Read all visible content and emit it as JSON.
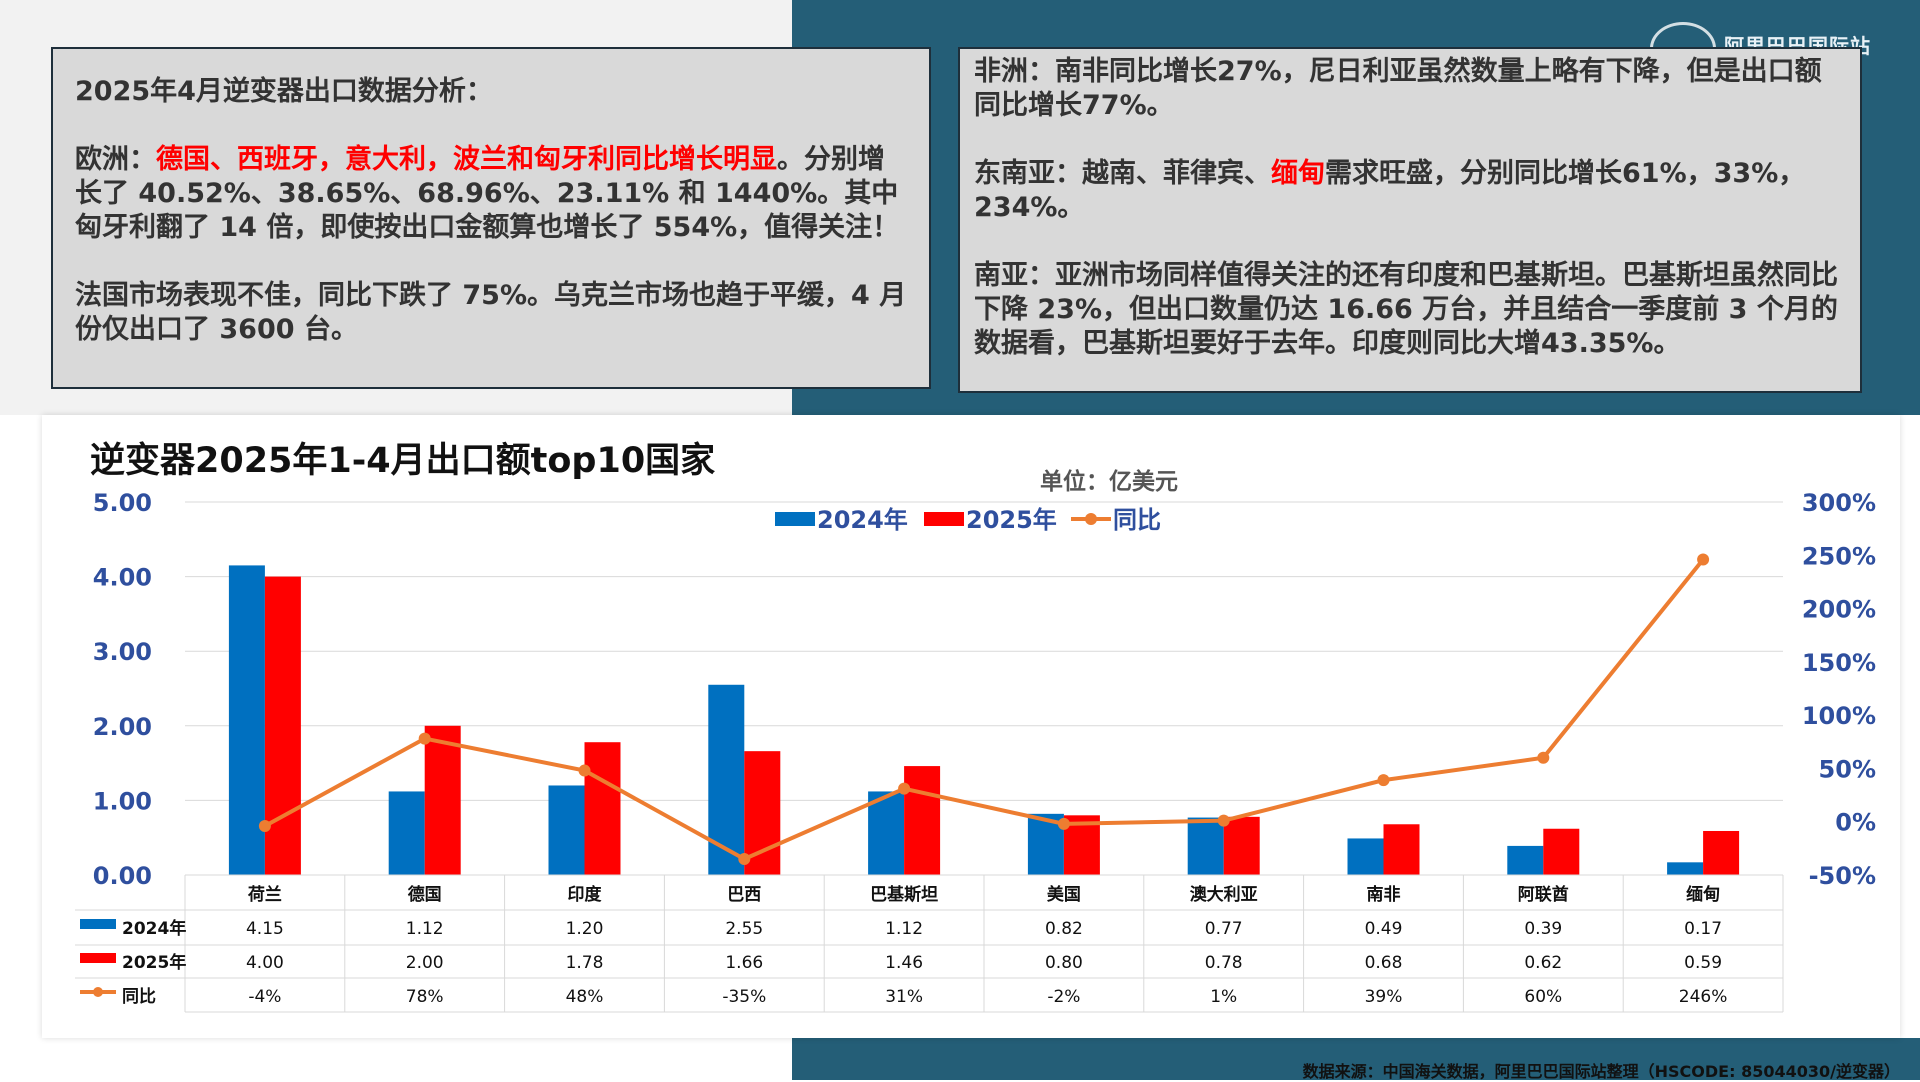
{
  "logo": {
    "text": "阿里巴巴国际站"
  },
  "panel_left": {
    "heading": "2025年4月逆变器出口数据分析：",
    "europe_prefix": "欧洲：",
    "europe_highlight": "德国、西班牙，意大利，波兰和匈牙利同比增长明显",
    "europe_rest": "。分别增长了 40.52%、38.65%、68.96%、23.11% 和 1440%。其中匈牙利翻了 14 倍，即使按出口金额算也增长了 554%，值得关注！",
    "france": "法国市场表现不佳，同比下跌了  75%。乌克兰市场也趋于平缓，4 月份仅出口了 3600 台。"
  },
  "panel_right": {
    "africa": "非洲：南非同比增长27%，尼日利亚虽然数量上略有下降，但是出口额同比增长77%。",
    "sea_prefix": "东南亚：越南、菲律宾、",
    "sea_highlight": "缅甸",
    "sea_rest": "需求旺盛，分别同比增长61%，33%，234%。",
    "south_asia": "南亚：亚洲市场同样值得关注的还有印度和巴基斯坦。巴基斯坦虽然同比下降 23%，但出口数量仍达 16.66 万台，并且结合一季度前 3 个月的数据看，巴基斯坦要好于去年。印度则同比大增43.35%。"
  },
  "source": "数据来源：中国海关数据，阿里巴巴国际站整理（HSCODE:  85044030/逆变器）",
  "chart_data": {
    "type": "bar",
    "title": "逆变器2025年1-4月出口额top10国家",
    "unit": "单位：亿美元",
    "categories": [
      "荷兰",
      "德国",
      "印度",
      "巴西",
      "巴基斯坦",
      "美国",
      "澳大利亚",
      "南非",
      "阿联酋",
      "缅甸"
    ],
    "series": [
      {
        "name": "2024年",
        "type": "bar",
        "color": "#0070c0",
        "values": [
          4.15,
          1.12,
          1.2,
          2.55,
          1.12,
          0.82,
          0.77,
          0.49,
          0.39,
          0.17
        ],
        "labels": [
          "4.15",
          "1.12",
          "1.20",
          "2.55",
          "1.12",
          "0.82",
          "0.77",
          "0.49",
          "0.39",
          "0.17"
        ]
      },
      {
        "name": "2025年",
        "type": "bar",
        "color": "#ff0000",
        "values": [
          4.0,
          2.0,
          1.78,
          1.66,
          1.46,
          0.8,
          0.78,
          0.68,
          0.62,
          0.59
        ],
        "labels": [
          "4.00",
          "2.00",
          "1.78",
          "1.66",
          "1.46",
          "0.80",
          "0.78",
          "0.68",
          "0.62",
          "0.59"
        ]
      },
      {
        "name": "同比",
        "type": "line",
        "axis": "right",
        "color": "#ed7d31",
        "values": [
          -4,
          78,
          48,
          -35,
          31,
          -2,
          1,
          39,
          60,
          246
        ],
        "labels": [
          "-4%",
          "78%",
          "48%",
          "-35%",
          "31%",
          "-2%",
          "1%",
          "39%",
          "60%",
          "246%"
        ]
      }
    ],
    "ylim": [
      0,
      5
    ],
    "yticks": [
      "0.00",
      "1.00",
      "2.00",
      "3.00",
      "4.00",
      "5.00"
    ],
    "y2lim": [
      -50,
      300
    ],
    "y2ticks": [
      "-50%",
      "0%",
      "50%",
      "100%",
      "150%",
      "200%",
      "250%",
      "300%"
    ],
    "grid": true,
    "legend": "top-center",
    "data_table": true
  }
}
########################################
## The problem
Write out the records above once more, word for word, with no pictures.

## Written response
Read all visible content and emit it as JSON.
{
  "logo": {
    "text": "阿里巴巴国际站"
  },
  "panel_left": {
    "heading": "2025年4月逆变器出口数据分析：",
    "europe_prefix": "欧洲：",
    "europe_highlight": "德国、西班牙，意大利，波兰和匈牙利同比增长明显",
    "europe_rest": "。分别增长了 40.52%、38.65%、68.96%、23.11% 和 1440%。其中匈牙利翻了 14 倍，即使按出口金额算也增长了 554%，值得关注！",
    "france": "法国市场表现不佳，同比下跌了  75%。乌克兰市场也趋于平缓，4 月份仅出口了 3600 台。"
  },
  "panel_right": {
    "africa": "非洲：南非同比增长27%，尼日利亚虽然数量上略有下降，但是出口额同比增长77%。",
    "sea_prefix": "东南亚：越南、菲律宾、",
    "sea_highlight": "缅甸",
    "sea_rest": "需求旺盛，分别同比增长61%，33%，234%。",
    "south_asia": "南亚：亚洲市场同样值得关注的还有印度和巴基斯坦。巴基斯坦虽然同比下降 23%，但出口数量仍达 16.66 万台，并且结合一季度前 3 个月的数据看，巴基斯坦要好于去年。印度则同比大增43.35%。"
  },
  "source": "数据来源：中国海关数据，阿里巴巴国际站整理（HSCODE:  85044030/逆变器）",
  "chart_data": {
    "type": "bar",
    "title": "逆变器2025年1-4月出口额top10国家",
    "unit": "单位：亿美元",
    "categories": [
      "荷兰",
      "德国",
      "印度",
      "巴西",
      "巴基斯坦",
      "美国",
      "澳大利亚",
      "南非",
      "阿联酋",
      "缅甸"
    ],
    "series": [
      {
        "name": "2024年",
        "type": "bar",
        "color": "#0070c0",
        "values": [
          4.15,
          1.12,
          1.2,
          2.55,
          1.12,
          0.82,
          0.77,
          0.49,
          0.39,
          0.17
        ],
        "labels": [
          "4.15",
          "1.12",
          "1.20",
          "2.55",
          "1.12",
          "0.82",
          "0.77",
          "0.49",
          "0.39",
          "0.17"
        ]
      },
      {
        "name": "2025年",
        "type": "bar",
        "color": "#ff0000",
        "values": [
          4.0,
          2.0,
          1.78,
          1.66,
          1.46,
          0.8,
          0.78,
          0.68,
          0.62,
          0.59
        ],
        "labels": [
          "4.00",
          "2.00",
          "1.78",
          "1.66",
          "1.46",
          "0.80",
          "0.78",
          "0.68",
          "0.62",
          "0.59"
        ]
      },
      {
        "name": "同比",
        "type": "line",
        "axis": "right",
        "color": "#ed7d31",
        "values": [
          -4,
          78,
          48,
          -35,
          31,
          -2,
          1,
          39,
          60,
          246
        ],
        "labels": [
          "-4%",
          "78%",
          "48%",
          "-35%",
          "31%",
          "-2%",
          "1%",
          "39%",
          "60%",
          "246%"
        ]
      }
    ],
    "ylim": [
      0,
      5
    ],
    "yticks": [
      "0.00",
      "1.00",
      "2.00",
      "3.00",
      "4.00",
      "5.00"
    ],
    "y2lim": [
      -50,
      300
    ],
    "y2ticks": [
      "-50%",
      "0%",
      "50%",
      "100%",
      "150%",
      "200%",
      "250%",
      "300%"
    ],
    "grid": true,
    "legend": "top-center",
    "data_table": true
  }
}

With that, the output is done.